A
quien sobrelleva su existencia carente de condiciones materiales básicas, no lo
alivia el contar con el eterno reconocimiento de ser la deuda pendiente de la
política. Nuestras desigualdades sociales han modificado valores, códigos
éticos y desestructurado familias. Las instituciones escolares, insertas
indisolublemente en la realidad social, tienen problemas para realizar
eficazmente su función.
La
escuela hoy debe comenzar a imponer criterios y superar el hecho de que oportunamente
la sociedad le restara legitimidad o la hiciera pasar por otros ámbitos.
Podremos hacerlo si comprendemos cabalmente el medio, el sujeto y las
limitaciones propias del docente, para construir a partir de la realidad.
La escuela tiene como función
específica diseñar e instrumentar actividades educativas. Se entiende que ello
incluye el contener afectivamente, mantener a los chicos fuera de las calles, educar en valores, dinamizar la participación de las
comunidades, capacitar a sus docentes y además, enseñar contenidos, claro. No
esta tan lejos la escuela de hoy, de corresponderse con las definiciones que
nos brindan los diccionarios: “Establecimiento público donde se da la primera
enseñanza.”
¿Qué
podremos hacer? ¿Es necesario contextualizar la enseñanza, elaborando proyectos
para cada particularidad? En cuanto la relación docente y alumnos: ¿Hay que
privilegiar al grupo o al individuo? Tendremos que “aprender a discernir las oportunidades no realizadas que duermen en
los repliegues del presente.” (Gorz, A.; Miserias del presente, riqueza de
lo posible). Los alumnos nos hablan de lo que pasa en nuestras instituciones
aunque el lenguaje adopte forma de estadística: Chicos grandes en los grados,
repitencia, deserción. Es posible que muchos debates sobre las Necesidades
Humanas Fundamentales, conlleven la falta de comprensión empírica del tema,
reconocer que estamos tratando sobre situaciones familiares concretas.

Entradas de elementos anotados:
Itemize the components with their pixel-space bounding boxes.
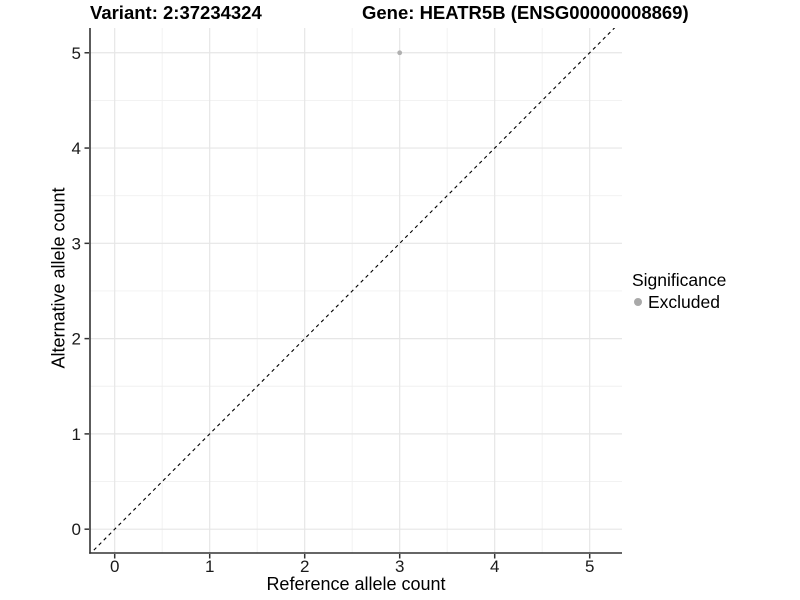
svg-text:5: 5 [585, 557, 594, 576]
legend-title: Significance [632, 270, 727, 290]
y-axis-title: Alternative allele count [48, 187, 69, 369]
x-axis-title: Reference allele count [266, 574, 446, 594]
legend-key-dot-icon [634, 298, 642, 306]
identity-line [90, 28, 616, 553]
gridlines-minor [90, 28, 622, 553]
gridlines-major [90, 28, 622, 553]
plot-title-gene: Gene: HEATR5B (ENSG00000008869) [362, 2, 689, 23]
legend-item-label: Excluded [648, 292, 720, 312]
svg-text:4: 4 [490, 557, 499, 576]
svg-text:5: 5 [72, 44, 81, 63]
legend: Significance Excluded [632, 270, 726, 312]
svg-text:0: 0 [110, 557, 119, 576]
axis-tick-marks [84, 52, 591, 559]
svg-text:3: 3 [72, 234, 81, 253]
axis-tick-labels: 0 1 2 3 4 5 0 1 2 3 4 5 [72, 44, 595, 576]
data-points [397, 50, 403, 56]
svg-text:2: 2 [300, 557, 309, 576]
svg-text:1: 1 [205, 557, 214, 576]
svg-text:1: 1 [72, 425, 81, 444]
svg-text:2: 2 [72, 330, 81, 349]
svg-text:4: 4 [72, 139, 81, 158]
svg-text:0: 0 [72, 520, 81, 539]
axis-lines [89, 28, 622, 554]
svg-text:3: 3 [395, 557, 404, 576]
legend-item-excluded: Excluded [632, 292, 726, 312]
plot-title-variant: Variant: 2:37234324 [90, 2, 262, 23]
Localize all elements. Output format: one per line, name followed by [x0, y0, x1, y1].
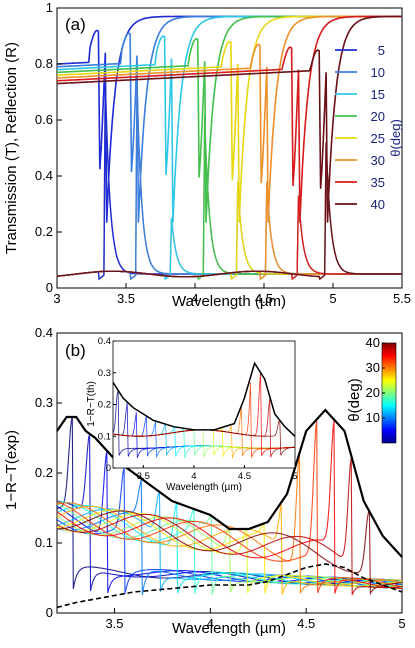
panel-b-ytick-label: 0 — [46, 605, 53, 620]
panel-a-xtick-label: 3 — [53, 291, 60, 306]
panel-a: 3 3.5 4 4.5 5 5.5 0 0.2 0.4 0.6 0.8 1 (a) Wavelengt… — [3, 0, 411, 310]
colorbar-ticks: 10 20 30 40 — [366, 335, 385, 425]
panel-a-ytick-label: 0.6 — [35, 112, 53, 127]
simulation-curve-R — [56, 181, 402, 281]
series-line-T-30 — [56, 15, 402, 223]
series-line-R-40 — [56, 142, 402, 281]
panel-b-ytick-label: 0.1 — [35, 535, 53, 550]
inset-ytick-label: 0.1 — [98, 431, 111, 442]
angle-curve — [56, 433, 403, 592]
colorbar-label: θ(deg) — [346, 378, 363, 421]
panel-b-ytick-label: 0.4 — [35, 325, 53, 340]
series-line-R-5 — [56, 80, 402, 281]
legend-label-20: 20 — [371, 109, 385, 124]
panel-a-tag: (a) — [65, 15, 86, 34]
panel-b-xtick-label: 4.5 — [297, 616, 315, 631]
colorbar-tick-label: 20 — [366, 385, 380, 400]
panel-a-ytick-label: 0.2 — [35, 224, 53, 239]
series-line-T-35 — [56, 15, 402, 223]
inset-xlabel: Wavelength (µm) — [166, 482, 242, 493]
inset-ytick-label: 0.2 — [98, 400, 111, 411]
panel-a-legend-title: θ(deg) — [388, 119, 403, 157]
legend-label-25: 25 — [371, 131, 385, 146]
series-line-R-15 — [56, 217, 402, 281]
panel-a-xtick-label: 5.5 — [393, 291, 411, 306]
panel-a-legend: 5 10 15 20 25 30 35 40 — [335, 43, 385, 212]
colorbar-tick-label: 40 — [366, 335, 380, 350]
panel-b-xtick-label: 5 — [398, 616, 405, 631]
reference-dashed-curve — [56, 563, 403, 609]
angle-curve — [56, 420, 403, 594]
panel-b-tag: (b) — [65, 341, 86, 360]
panel-b-xtick-label: 3.5 — [105, 616, 123, 631]
panel-a-frame — [56, 7, 403, 289]
legend-label-5: 5 — [378, 43, 385, 58]
panel-b-ylabel: 1−R−T(exp) — [3, 430, 20, 510]
inset-plot-area — [112, 361, 296, 459]
series-line-R-20 — [56, 114, 402, 281]
panel-a-ytick-label: 0.8 — [35, 56, 53, 71]
inset-ticks: 3.5 4 4.5 5 0 0.1 0.2 0.3 0.4 — [98, 336, 298, 482]
angle-curve — [57, 510, 403, 596]
angle-curve — [56, 512, 403, 594]
inset-envelope-curve — [112, 361, 296, 437]
angle-curve — [56, 457, 403, 596]
series-line-T-40 — [56, 15, 402, 223]
panel-a-xtick-label: 4.5 — [255, 291, 273, 306]
series-line-R-30 — [56, 181, 402, 281]
legend-label-35: 35 — [371, 175, 385, 190]
inset-ytick-label: 0 — [106, 463, 111, 474]
simulation-curve-R — [56, 195, 402, 281]
inset-xtick-label: 4.5 — [238, 471, 251, 482]
panel-b-ytick-label: 0.3 — [35, 395, 53, 410]
angle-curve — [56, 419, 403, 594]
panel-a-plot-area — [56, 15, 402, 281]
legend-label-40: 40 — [371, 197, 385, 212]
inset-ytick-label: 0.4 — [98, 336, 111, 347]
panel-a-ytick-label: 0.4 — [35, 168, 53, 183]
panel-a-ylabel: Transmission (T), Reflection (R) — [3, 42, 20, 254]
panel-b-xtick-label: 4 — [207, 616, 214, 631]
legend-label-15: 15 — [371, 87, 385, 102]
panel-a-xtick-label: 5 — [329, 291, 336, 306]
legend-label-30: 30 — [371, 153, 385, 168]
series-line-R-25 — [56, 181, 402, 281]
inset-xtick-label: 5 — [292, 471, 297, 482]
inset-ytick-label: 0.3 — [98, 368, 111, 379]
inset-xtick-label: 4 — [191, 471, 196, 482]
series-line-R-35 — [56, 195, 402, 281]
panel-a-xtick-label: 4 — [191, 291, 198, 306]
simulation-curve-R — [56, 217, 402, 281]
simulation-curve-R — [56, 114, 402, 281]
colorbar-tick-label: 30 — [366, 360, 380, 375]
panel-a-ticks: 3 3.5 4 4.5 5 5.5 0 0.2 0.4 0.6 0.8 1 — [35, 0, 411, 306]
inset-ylabel: 1−R−T(th) — [86, 381, 97, 427]
panel-b: 3.5 4 4.5 5 0 0.1 0.2 0.3 0.4 (b) Wavelength (µm… — [3, 325, 406, 637]
panel-b-xlabel: Wavelength (µm) — [172, 620, 286, 637]
panel-a-ytick-label: 1 — [46, 0, 53, 15]
panel-b-ytick-label: 0.2 — [35, 465, 53, 480]
panel-b-plot-area — [56, 408, 403, 609]
envelope-curve — [56, 408, 403, 558]
angle-curve — [56, 509, 402, 594]
panel-a-xlabel: Wavelength (µm) — [172, 293, 286, 310]
panel-b-ticks: 3.5 4 4.5 5 0 0.1 0.2 0.3 0.4 — [35, 325, 406, 631]
simulation-curve-R — [56, 181, 402, 281]
panel-a-ytick-label: 0 — [46, 280, 53, 295]
panel-a-xtick-label: 3.5 — [117, 291, 135, 306]
inset-xtick-label: 3.5 — [137, 471, 150, 482]
legend-label-10: 10 — [371, 65, 385, 80]
colorbar-tick-label: 10 — [366, 410, 380, 425]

_PROBLEMA BREVE A_.
Responde según el artículo sobre la escuela:
(i) ¿Qué función específica tiene la escuela?
(ii) ¿Qué definición de escuela brindan los diccionarios?
(iii) ¿Qué tres hechos menciona el artículo cuando el lenguaje de los alumnos adopta forma de estadística?
_PROBLEMA BREVE B_. Enumera, por favor, todo lo que, según el artículo sobre la escuela, incluye la tarea de diseñar e instrumentar actividades educativas.
Los registros no guardan relación con el artículo sobre la escuela.

_RESPUESTA FINAL A_.
(i) Diseñar e instrumentar actividades educativas.
(ii) "Establecimiento público donde se da la primera enseñanza."
(iii) Chicos grandes en los grados, repitencia y deserción.

_RESPUESTA FINAL B_.
- Contener afectivamente
- Mantener a los chicos fuera de las calles
- Educar en valores
- Dinamizar la participación de las comunidades
- Capacitar a sus docentes
- Enseñar contenidos